§ Assignment:
Every record has to be written out exactly, with no line missing.

[Records provided]

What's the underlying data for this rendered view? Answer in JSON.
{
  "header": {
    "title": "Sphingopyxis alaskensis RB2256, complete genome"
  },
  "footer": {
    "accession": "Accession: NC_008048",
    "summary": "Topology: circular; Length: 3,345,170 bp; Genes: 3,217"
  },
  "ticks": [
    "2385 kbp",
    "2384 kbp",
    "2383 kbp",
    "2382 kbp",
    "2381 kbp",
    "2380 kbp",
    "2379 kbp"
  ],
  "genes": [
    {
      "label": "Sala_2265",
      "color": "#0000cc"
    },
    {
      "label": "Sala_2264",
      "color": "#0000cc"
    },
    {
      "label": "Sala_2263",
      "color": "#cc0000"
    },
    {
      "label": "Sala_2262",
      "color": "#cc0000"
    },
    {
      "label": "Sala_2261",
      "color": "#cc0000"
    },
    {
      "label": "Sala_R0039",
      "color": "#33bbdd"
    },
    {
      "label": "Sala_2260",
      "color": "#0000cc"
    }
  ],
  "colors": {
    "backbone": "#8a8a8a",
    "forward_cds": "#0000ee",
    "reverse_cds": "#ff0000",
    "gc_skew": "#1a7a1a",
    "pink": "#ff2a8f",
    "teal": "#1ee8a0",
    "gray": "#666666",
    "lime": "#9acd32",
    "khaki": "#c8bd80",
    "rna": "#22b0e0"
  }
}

[/Records provided]

§ Answer section:
What's the underlying data for this rendered view? Answer in JSON.
{
  "header": {
    "title": "Sphingopyxis alaskensis RB2256, complete genome"
  },
  "footer": {
    "accession": "Accession: NC_008048",
    "summary": "Topology: circular; Length: 3,345,170 bp; Genes: 3,217"
  },
  "ticks": [
    "2385 kbp",
    "2384 kbp",
    "2383 kbp",
    "2382 kbp",
    "2381 kbp",
    "2380 kbp",
    "2379 kbp"
  ],
  "genes": [
    {
      "label": "Sala_2265",
      "color": "#0000cc"
    },
    {
      "label": "Sala_2264",
      "color": "#0000cc"
    },
    {
      "label": "Sala_2263",
      "color": "#cc0000"
    },
    {
      "label": "Sala_2262",
      "color": "#cc0000"
    },
    {
      "label": "Sala_2261",
      "color": "#cc0000"
    },
    {
      "label": "Sala_R0039",
      "color": "#33bbdd"
    },
    {
      "label": "Sala_2260",
      "color": "#0000cc"
    }
  ],
  "colors": {
    "backbone": "#8a8a8a",
    "forward_cds": "#0000ee",
    "reverse_cds": "#ff0000",
    "gc_skew": "#1a7a1a",
    "pink": "#ff2a8f",
    "teal": "#1ee8a0",
    "gray": "#666666",
    "lime": "#9acd32",
    "khaki": "#c8bd80",
    "rna": "#22b0e0"
  }
}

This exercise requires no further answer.